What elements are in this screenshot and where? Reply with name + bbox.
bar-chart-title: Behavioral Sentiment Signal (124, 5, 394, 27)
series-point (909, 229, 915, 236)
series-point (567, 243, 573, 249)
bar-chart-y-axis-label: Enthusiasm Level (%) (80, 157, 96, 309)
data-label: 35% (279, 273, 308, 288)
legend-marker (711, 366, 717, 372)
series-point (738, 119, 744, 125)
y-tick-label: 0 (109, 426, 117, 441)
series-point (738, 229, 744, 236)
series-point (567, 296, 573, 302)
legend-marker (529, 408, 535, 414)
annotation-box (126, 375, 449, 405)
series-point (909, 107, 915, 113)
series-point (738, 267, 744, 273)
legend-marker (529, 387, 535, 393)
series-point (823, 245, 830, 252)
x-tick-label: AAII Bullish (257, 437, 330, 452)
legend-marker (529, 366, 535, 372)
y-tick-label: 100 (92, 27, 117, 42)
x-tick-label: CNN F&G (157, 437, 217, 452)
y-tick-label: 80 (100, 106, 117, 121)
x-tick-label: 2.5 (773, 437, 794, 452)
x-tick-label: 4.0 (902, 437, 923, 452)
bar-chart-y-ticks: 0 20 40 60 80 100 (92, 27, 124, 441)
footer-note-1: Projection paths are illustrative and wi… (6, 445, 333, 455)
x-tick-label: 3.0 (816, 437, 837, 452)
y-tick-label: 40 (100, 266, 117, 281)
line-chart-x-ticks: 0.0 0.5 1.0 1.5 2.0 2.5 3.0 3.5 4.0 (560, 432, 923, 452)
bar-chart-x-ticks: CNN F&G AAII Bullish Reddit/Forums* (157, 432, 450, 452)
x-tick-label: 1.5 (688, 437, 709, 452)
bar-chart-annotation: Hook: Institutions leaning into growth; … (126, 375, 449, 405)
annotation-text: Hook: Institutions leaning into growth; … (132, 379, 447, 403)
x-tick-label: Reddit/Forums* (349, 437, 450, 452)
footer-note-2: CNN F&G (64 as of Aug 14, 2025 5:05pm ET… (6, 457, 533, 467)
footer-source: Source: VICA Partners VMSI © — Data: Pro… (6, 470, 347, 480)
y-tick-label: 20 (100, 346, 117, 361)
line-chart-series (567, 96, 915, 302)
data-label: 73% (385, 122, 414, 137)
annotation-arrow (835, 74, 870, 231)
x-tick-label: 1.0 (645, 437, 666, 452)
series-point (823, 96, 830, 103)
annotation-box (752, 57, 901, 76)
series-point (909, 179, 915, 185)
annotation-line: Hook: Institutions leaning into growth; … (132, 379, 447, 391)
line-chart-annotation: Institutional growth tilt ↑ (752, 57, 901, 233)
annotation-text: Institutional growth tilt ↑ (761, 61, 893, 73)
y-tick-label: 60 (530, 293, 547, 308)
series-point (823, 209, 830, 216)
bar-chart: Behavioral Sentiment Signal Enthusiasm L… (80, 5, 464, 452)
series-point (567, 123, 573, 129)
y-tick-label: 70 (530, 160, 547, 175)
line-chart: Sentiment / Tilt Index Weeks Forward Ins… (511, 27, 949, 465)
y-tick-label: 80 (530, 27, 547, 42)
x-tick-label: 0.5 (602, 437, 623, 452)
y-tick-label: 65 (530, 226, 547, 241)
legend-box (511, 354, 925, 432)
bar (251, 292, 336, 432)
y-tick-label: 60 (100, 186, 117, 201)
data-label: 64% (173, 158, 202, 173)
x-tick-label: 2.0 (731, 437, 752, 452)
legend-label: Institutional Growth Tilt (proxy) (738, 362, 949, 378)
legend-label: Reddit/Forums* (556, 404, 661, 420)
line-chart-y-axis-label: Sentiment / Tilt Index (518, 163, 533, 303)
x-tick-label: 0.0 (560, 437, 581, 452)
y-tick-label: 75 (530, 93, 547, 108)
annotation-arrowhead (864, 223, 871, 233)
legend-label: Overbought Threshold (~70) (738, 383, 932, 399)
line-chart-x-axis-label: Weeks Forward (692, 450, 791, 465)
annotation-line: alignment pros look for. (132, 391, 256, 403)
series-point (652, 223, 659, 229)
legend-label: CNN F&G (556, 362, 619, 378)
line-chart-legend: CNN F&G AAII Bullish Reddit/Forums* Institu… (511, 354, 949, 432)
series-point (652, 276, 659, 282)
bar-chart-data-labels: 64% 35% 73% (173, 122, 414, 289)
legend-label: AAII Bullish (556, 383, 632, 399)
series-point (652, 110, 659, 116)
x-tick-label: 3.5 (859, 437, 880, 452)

| Exercise details |
Retype the items word for word, starting at the first one and ending at the line that contains "annotation-text: Hook: Institutions", with both ends included.

| Solution to the exercise |
What elements are in this screenshot and where? Reply with name + bbox.
bar-chart-title: Behavioral Sentiment Signal (124, 5, 394, 27)
series-point (909, 229, 915, 236)
series-point (567, 243, 573, 249)
bar-chart-y-axis-label: Enthusiasm Level (%) (80, 157, 96, 309)
data-label: 35% (279, 273, 308, 288)
legend-marker (711, 366, 717, 372)
series-point (738, 119, 744, 125)
y-tick-label: 0 (109, 426, 117, 441)
series-point (738, 229, 744, 236)
series-point (567, 296, 573, 302)
legend-marker (529, 408, 535, 414)
annotation-box (126, 375, 449, 405)
series-point (909, 107, 915, 113)
series-point (738, 267, 744, 273)
legend-marker (529, 387, 535, 393)
series-point (823, 245, 830, 252)
x-tick-label: AAII Bullish (257, 437, 330, 452)
legend-marker (529, 366, 535, 372)
y-tick-label: 100 (92, 27, 117, 42)
x-tick-label: CNN F&G (157, 437, 217, 452)
y-tick-label: 80 (100, 106, 117, 121)
x-tick-label: 2.5 (773, 437, 794, 452)
x-tick-label: 4.0 (902, 437, 923, 452)
bar-chart-y-ticks: 0 20 40 60 80 100 (92, 27, 124, 441)
footer-note-1: Projection paths are illustrative and wi… (6, 445, 333, 455)
x-tick-label: 3.0 (816, 437, 837, 452)
y-tick-label: 40 (100, 266, 117, 281)
line-chart-x-ticks: 0.0 0.5 1.0 1.5 2.0 2.5 3.0 3.5 4.0 (560, 432, 923, 452)
bar-chart-x-ticks: CNN F&G AAII Bullish Reddit/Forums* (157, 432, 450, 452)
x-tick-label: 1.5 (688, 437, 709, 452)
bar-chart-annotation: Hook: Institutions leaning into growth; … (126, 375, 449, 405)
annotation-text: Hook: Institutions leaning into growth; … (132, 379, 447, 403)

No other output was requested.